• [JOB]
Print each line exactly as it is given.

• [SUPPLIED DATA]
★ ★ ★ ★ ★ ★ ★

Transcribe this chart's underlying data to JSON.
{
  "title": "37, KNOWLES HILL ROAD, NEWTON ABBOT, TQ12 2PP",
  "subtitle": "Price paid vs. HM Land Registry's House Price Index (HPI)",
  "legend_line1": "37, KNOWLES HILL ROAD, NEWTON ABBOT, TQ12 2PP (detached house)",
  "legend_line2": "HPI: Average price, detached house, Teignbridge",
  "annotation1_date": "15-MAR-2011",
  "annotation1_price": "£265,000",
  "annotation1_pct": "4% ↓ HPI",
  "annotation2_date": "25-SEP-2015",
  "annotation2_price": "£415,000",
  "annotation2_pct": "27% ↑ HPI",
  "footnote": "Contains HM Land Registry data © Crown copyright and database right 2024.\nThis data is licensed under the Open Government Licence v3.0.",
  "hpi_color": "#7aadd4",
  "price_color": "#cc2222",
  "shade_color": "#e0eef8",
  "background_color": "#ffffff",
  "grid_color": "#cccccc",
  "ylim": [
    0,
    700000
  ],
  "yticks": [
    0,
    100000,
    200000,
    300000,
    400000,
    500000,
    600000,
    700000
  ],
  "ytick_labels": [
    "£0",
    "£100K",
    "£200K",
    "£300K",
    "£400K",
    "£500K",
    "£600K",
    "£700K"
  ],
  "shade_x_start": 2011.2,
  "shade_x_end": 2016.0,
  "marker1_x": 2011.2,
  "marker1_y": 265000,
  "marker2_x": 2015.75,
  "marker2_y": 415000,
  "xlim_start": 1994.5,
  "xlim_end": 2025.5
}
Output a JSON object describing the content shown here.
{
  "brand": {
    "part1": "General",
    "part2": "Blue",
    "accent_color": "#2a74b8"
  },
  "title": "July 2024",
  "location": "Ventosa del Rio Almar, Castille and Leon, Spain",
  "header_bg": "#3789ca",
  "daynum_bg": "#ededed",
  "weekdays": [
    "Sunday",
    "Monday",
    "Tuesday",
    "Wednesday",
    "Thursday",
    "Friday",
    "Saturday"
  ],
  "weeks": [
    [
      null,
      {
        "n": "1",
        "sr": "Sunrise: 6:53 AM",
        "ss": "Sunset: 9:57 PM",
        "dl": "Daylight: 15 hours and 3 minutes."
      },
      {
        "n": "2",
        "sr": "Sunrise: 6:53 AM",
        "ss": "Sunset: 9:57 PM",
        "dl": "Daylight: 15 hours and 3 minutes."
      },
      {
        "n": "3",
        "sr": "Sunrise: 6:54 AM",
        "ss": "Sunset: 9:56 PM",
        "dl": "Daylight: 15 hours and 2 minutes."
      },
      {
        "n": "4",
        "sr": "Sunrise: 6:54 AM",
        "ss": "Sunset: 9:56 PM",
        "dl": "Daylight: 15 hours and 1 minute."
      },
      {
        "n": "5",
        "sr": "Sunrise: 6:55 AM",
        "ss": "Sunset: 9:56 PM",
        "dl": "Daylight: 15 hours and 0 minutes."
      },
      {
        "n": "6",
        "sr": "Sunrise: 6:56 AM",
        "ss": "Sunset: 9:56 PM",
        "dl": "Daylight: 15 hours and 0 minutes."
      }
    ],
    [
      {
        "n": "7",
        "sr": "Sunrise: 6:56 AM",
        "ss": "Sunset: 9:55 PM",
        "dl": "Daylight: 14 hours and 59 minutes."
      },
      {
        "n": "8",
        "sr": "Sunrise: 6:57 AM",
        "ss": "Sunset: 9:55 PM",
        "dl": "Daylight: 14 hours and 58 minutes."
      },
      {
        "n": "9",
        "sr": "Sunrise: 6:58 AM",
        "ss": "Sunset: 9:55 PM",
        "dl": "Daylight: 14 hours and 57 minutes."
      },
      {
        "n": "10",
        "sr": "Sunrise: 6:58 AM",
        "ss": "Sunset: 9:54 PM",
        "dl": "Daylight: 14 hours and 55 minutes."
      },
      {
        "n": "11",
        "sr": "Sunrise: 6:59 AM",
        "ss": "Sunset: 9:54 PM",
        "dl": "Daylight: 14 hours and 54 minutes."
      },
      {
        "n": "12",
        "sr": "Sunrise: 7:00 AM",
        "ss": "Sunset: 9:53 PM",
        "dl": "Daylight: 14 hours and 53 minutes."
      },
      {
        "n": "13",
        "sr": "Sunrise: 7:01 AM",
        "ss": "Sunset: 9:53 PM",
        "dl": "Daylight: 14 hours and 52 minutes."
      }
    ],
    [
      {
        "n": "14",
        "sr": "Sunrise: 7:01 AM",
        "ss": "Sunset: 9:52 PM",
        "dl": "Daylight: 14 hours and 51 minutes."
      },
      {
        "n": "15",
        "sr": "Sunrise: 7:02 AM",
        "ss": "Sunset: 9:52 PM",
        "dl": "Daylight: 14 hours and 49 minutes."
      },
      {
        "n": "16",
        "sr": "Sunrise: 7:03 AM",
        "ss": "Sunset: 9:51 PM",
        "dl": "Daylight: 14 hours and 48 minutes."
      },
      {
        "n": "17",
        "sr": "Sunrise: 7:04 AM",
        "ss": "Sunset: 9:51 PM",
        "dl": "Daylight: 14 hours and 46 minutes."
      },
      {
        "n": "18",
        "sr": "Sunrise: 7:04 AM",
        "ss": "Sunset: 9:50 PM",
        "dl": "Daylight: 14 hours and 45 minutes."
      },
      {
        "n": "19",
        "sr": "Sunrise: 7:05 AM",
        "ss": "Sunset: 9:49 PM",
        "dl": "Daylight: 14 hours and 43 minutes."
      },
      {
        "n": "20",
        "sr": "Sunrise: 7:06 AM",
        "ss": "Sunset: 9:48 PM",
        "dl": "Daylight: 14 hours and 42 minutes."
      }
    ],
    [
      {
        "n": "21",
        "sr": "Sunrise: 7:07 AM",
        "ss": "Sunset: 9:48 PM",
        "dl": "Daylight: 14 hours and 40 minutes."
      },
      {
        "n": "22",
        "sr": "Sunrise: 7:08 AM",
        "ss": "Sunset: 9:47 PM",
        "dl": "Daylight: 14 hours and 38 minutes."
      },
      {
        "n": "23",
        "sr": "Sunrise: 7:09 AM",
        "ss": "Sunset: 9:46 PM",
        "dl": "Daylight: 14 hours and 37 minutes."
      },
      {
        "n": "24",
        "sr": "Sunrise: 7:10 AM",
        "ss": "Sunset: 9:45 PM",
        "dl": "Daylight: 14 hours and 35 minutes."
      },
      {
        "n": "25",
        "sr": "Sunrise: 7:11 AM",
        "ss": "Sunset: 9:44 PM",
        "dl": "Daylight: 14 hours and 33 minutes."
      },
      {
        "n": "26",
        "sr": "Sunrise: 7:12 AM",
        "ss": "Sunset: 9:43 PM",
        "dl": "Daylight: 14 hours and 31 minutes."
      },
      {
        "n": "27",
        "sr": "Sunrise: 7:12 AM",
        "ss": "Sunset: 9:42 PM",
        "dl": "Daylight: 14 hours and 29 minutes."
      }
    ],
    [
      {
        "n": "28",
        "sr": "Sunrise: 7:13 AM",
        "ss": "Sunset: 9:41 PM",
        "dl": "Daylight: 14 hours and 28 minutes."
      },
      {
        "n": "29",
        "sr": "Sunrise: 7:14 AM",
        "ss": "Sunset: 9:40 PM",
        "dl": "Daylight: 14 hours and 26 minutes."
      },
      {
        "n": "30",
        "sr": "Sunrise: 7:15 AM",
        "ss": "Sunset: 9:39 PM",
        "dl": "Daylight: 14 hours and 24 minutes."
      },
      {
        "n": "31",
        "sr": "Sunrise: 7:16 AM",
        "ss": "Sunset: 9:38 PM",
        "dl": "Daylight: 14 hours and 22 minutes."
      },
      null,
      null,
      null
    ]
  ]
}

★ ★ ★ ★ ★ ★ ★

• [FULL ANSWER]
Transcribe this chart's underlying data to JSON.
{
  "title": "37, KNOWLES HILL ROAD, NEWTON ABBOT, TQ12 2PP",
  "subtitle": "Price paid vs. HM Land Registry's House Price Index (HPI)",
  "legend_line1": "37, KNOWLES HILL ROAD, NEWTON ABBOT, TQ12 2PP (detached house)",
  "legend_line2": "HPI: Average price, detached house, Teignbridge",
  "annotation1_date": "15-MAR-2011",
  "annotation1_price": "£265,000",
  "annotation1_pct": "4% ↓ HPI",
  "annotation2_date": "25-SEP-2015",
  "annotation2_price": "£415,000",
  "annotation2_pct": "27% ↑ HPI",
  "footnote": "Contains HM Land Registry data © Crown copyright and database right 2024.\nThis data is licensed under the Open Government Licence v3.0.",
  "hpi_color": "#7aadd4",
  "price_color": "#cc2222",
  "shade_color": "#e0eef8",
  "background_color": "#ffffff",
  "grid_color": "#cccccc",
  "ylim": [
    0,
    700000
  ],
  "yticks": [
    0,
    100000,
    200000,
    300000,
    400000,
    500000,
    600000,
    700000
  ],
  "ytick_labels": [
    "£0",
    "£100K",
    "£200K",
    "£300K",
    "£400K",
    "£500K",
    "£600K",
    "£700K"
  ],
  "shade_x_start": 2011.2,
  "shade_x_end": 2016.0,
  "marker1_x": 2011.2,
  "marker1_y": 265000,
  "marker2_x": 2015.75,
  "marker2_y": 415000,
  "xlim_start": 1994.5,
  "xlim_end": 2025.5
}
Output a JSON object describing the content shown here.
{
  "brand": {
    "part1": "General",
    "part2": "Blue",
    "accent_color": "#2a74b8"
  },
  "title": "July 2024",
  "location": "Ventosa del Rio Almar, Castille and Leon, Spain",
  "header_bg": "#3789ca",
  "daynum_bg": "#ededed",
  "weekdays": [
    "Sunday",
    "Monday",
    "Tuesday",
    "Wednesday",
    "Thursday",
    "Friday",
    "Saturday"
  ],
  "weeks": [
    [
      null,
      {
        "n": "1",
        "sr": "Sunrise: 6:53 AM",
        "ss": "Sunset: 9:57 PM",
        "dl": "Daylight: 15 hours and 3 minutes."
      },
      {
        "n": "2",
        "sr": "Sunrise: 6:53 AM",
        "ss": "Sunset: 9:57 PM",
        "dl": "Daylight: 15 hours and 3 minutes."
      },
      {
        "n": "3",
        "sr": "Sunrise: 6:54 AM",
        "ss": "Sunset: 9:56 PM",
        "dl": "Daylight: 15 hours and 2 minutes."
      },
      {
        "n": "4",
        "sr": "Sunrise: 6:54 AM",
        "ss": "Sunset: 9:56 PM",
        "dl": "Daylight: 15 hours and 1 minute."
      },
      {
        "n": "5",
        "sr": "Sunrise: 6:55 AM",
        "ss": "Sunset: 9:56 PM",
        "dl": "Daylight: 15 hours and 0 minutes."
      },
      {
        "n": "6",
        "sr": "Sunrise: 6:56 AM",
        "ss": "Sunset: 9:56 PM",
        "dl": "Daylight: 15 hours and 0 minutes."
      }
    ],
    [
      {
        "n": "7",
        "sr": "Sunrise: 6:56 AM",
        "ss": "Sunset: 9:55 PM",
        "dl": "Daylight: 14 hours and 59 minutes."
      },
      {
        "n": "8",
        "sr": "Sunrise: 6:57 AM",
        "ss": "Sunset: 9:55 PM",
        "dl": "Daylight: 14 hours and 58 minutes."
      },
      {
        "n": "9",
        "sr": "Sunrise: 6:58 AM",
        "ss": "Sunset: 9:55 PM",
        "dl": "Daylight: 14 hours and 57 minutes."
      },
      {
        "n": "10",
        "sr": "Sunrise: 6:58 AM",
        "ss": "Sunset: 9:54 PM",
        "dl": "Daylight: 14 hours and 55 minutes."
      },
      {
        "n": "11",
        "sr": "Sunrise: 6:59 AM",
        "ss": "Sunset: 9:54 PM",
        "dl": "Daylight: 14 hours and 54 minutes."
      },
      {
        "n": "12",
        "sr": "Sunrise: 7:00 AM",
        "ss": "Sunset: 9:53 PM",
        "dl": "Daylight: 14 hours and 53 minutes."
      },
      {
        "n": "13",
        "sr": "Sunrise: 7:01 AM",
        "ss": "Sunset: 9:53 PM",
        "dl": "Daylight: 14 hours and 52 minutes."
      }
    ],
    [
      {
        "n": "14",
        "sr": "Sunrise: 7:01 AM",
        "ss": "Sunset: 9:52 PM",
        "dl": "Daylight: 14 hours and 51 minutes."
      },
      {
        "n": "15",
        "sr": "Sunrise: 7:02 AM",
        "ss": "Sunset: 9:52 PM",
        "dl": "Daylight: 14 hours and 49 minutes."
      },
      {
        "n": "16",
        "sr": "Sunrise: 7:03 AM",
        "ss": "Sunset: 9:51 PM",
        "dl": "Daylight: 14 hours and 48 minutes."
      },
      {
        "n": "17",
        "sr": "Sunrise: 7:04 AM",
        "ss": "Sunset: 9:51 PM",
        "dl": "Daylight: 14 hours and 46 minutes."
      },
      {
        "n": "18",
        "sr": "Sunrise: 7:04 AM",
        "ss": "Sunset: 9:50 PM",
        "dl": "Daylight: 14 hours and 45 minutes."
      },
      {
        "n": "19",
        "sr": "Sunrise: 7:05 AM",
        "ss": "Sunset: 9:49 PM",
        "dl": "Daylight: 14 hours and 43 minutes."
      },
      {
        "n": "20",
        "sr": "Sunrise: 7:06 AM",
        "ss": "Sunset: 9:48 PM",
        "dl": "Daylight: 14 hours and 42 minutes."
      }
    ],
    [
      {
        "n": "21",
        "sr": "Sunrise: 7:07 AM",
        "ss": "Sunset: 9:48 PM",
        "dl": "Daylight: 14 hours and 40 minutes."
      },
      {
        "n": "22",
        "sr": "Sunrise: 7:08 AM",
        "ss": "Sunset: 9:47 PM",
        "dl": "Daylight: 14 hours and 38 minutes."
      },
      {
        "n": "23",
        "sr": "Sunrise: 7:09 AM",
        "ss": "Sunset: 9:46 PM",
        "dl": "Daylight: 14 hours and 37 minutes."
      },
      {
        "n": "24",
        "sr": "Sunrise: 7:10 AM",
        "ss": "Sunset: 9:45 PM",
        "dl": "Daylight: 14 hours and 35 minutes."
      },
      {
        "n": "25",
        "sr": "Sunrise: 7:11 AM",
        "ss": "Sunset: 9:44 PM",
        "dl": "Daylight: 14 hours and 33 minutes."
      },
      {
        "n": "26",
        "sr": "Sunrise: 7:12 AM",
        "ss": "Sunset: 9:43 PM",
        "dl": "Daylight: 14 hours and 31 minutes."
      },
      {
        "n": "27",
        "sr": "Sunrise: 7:12 AM",
        "ss": "Sunset: 9:42 PM",
        "dl": "Daylight: 14 hours and 29 minutes."
      }
    ],
    [
      {
        "n": "28",
        "sr": "Sunrise: 7:13 AM",
        "ss": "Sunset: 9:41 PM",
        "dl": "Daylight: 14 hours and 28 minutes."
      },
      {
        "n": "29",
        "sr": "Sunrise: 7:14 AM",
        "ss": "Sunset: 9:40 PM",
        "dl": "Daylight: 14 hours and 26 minutes."
      },
      {
        "n": "30",
        "sr": "Sunrise: 7:15 AM",
        "ss": "Sunset: 9:39 PM",
        "dl": "Daylight: 14 hours and 24 minutes."
      },
      {
        "n": "31",
        "sr": "Sunrise: 7:16 AM",
        "ss": "Sunset: 9:38 PM",
        "dl": "Daylight: 14 hours and 22 minutes."
      },
      null,
      null,
      null
    ]
  ]
}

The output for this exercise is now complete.